[START]

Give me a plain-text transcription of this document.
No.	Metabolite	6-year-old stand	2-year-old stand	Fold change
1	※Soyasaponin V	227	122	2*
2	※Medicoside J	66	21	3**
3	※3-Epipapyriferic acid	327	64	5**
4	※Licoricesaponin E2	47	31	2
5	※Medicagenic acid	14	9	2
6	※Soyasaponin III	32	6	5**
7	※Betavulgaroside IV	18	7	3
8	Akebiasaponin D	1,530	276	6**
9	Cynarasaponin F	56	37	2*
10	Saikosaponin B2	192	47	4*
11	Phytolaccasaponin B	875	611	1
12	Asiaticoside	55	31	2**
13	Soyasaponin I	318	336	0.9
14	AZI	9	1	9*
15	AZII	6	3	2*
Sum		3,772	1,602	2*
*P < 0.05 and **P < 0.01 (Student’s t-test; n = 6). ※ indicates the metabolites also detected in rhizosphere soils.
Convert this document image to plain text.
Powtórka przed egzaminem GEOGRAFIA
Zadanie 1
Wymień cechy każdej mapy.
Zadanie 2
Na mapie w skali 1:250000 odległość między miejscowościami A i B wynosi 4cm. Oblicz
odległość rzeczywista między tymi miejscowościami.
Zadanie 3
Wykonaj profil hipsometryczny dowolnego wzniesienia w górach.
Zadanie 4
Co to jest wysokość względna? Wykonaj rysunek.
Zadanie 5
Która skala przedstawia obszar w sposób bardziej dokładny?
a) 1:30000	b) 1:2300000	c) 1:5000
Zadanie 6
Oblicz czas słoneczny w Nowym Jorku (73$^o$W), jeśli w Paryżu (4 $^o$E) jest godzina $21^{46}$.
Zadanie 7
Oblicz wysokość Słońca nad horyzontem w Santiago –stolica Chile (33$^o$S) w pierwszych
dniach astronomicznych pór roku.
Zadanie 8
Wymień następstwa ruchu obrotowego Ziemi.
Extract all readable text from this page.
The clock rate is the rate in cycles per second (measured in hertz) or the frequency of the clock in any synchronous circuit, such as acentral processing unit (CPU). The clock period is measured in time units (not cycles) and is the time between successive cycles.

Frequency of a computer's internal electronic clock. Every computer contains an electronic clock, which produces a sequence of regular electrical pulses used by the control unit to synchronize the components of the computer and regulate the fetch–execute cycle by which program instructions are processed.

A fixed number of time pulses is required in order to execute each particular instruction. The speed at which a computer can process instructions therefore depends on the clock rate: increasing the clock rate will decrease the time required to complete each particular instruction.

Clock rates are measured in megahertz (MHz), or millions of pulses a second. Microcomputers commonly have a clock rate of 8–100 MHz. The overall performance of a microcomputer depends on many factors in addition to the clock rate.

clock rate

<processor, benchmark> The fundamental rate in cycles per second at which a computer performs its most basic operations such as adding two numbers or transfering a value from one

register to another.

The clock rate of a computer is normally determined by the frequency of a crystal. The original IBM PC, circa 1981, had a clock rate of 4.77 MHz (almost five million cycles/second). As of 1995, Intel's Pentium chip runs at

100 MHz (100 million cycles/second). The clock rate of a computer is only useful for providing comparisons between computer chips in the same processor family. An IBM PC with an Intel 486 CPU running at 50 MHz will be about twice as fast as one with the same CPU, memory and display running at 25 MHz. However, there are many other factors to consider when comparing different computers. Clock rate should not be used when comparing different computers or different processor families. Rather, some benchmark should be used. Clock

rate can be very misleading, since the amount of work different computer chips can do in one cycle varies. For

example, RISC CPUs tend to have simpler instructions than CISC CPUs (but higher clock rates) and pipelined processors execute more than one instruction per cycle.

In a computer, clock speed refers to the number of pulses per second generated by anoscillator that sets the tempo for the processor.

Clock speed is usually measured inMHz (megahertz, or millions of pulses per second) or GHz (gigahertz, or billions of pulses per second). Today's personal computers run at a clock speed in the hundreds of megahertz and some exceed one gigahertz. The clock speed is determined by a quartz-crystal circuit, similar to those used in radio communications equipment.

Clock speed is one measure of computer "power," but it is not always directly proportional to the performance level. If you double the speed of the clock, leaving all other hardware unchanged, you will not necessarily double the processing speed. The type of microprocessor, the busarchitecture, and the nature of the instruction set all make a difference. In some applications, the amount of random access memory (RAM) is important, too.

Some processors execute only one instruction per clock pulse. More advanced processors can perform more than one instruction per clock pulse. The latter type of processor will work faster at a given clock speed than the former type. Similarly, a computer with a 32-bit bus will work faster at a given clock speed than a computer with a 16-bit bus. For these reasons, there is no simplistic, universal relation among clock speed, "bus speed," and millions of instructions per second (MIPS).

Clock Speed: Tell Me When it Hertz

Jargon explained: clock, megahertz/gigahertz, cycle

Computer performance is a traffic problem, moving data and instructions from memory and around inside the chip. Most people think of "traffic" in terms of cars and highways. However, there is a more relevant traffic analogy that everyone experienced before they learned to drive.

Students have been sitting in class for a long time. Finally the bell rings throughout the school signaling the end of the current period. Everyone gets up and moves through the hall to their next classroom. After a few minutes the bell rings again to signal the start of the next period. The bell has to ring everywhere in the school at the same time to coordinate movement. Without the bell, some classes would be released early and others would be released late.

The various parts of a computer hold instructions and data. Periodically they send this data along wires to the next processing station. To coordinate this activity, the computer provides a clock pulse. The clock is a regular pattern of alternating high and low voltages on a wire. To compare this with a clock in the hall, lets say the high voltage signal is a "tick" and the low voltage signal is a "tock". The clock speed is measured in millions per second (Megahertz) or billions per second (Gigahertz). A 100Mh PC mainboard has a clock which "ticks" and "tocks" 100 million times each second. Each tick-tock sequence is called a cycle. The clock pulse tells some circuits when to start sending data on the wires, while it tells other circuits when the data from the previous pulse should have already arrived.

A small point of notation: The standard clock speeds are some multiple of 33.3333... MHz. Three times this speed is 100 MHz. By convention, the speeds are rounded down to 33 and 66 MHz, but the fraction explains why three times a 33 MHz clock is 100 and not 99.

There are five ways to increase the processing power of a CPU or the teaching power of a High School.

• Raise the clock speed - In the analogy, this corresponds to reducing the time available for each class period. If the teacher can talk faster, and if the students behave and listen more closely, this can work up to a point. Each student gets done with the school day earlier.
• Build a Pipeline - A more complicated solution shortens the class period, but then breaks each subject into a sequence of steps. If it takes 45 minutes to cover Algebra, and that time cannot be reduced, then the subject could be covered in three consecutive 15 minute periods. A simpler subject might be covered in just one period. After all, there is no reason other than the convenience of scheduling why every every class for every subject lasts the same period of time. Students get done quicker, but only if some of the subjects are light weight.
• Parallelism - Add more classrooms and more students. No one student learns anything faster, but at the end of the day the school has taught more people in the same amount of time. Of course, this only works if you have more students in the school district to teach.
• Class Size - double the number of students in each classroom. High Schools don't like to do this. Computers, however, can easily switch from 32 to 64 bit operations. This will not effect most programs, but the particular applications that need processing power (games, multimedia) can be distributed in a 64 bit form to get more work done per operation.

[END]

Given exercise:
Pick out the lines containing the string "people" and show them.

The reply:
Computer performance is a traffic problem, moving data and instructions from memory and around inside the chip. Most people think of "traffic" in terms of cars and highways. However, there is a more relevant traffic analogy that everyone experienced before they learned to drive.
• Parallelism - Add more classrooms and more students. No one student learns anything faster, but at the end of the day the school has taught more people in the same amount of time. Of course, this only works if you have more students in the school district to teach.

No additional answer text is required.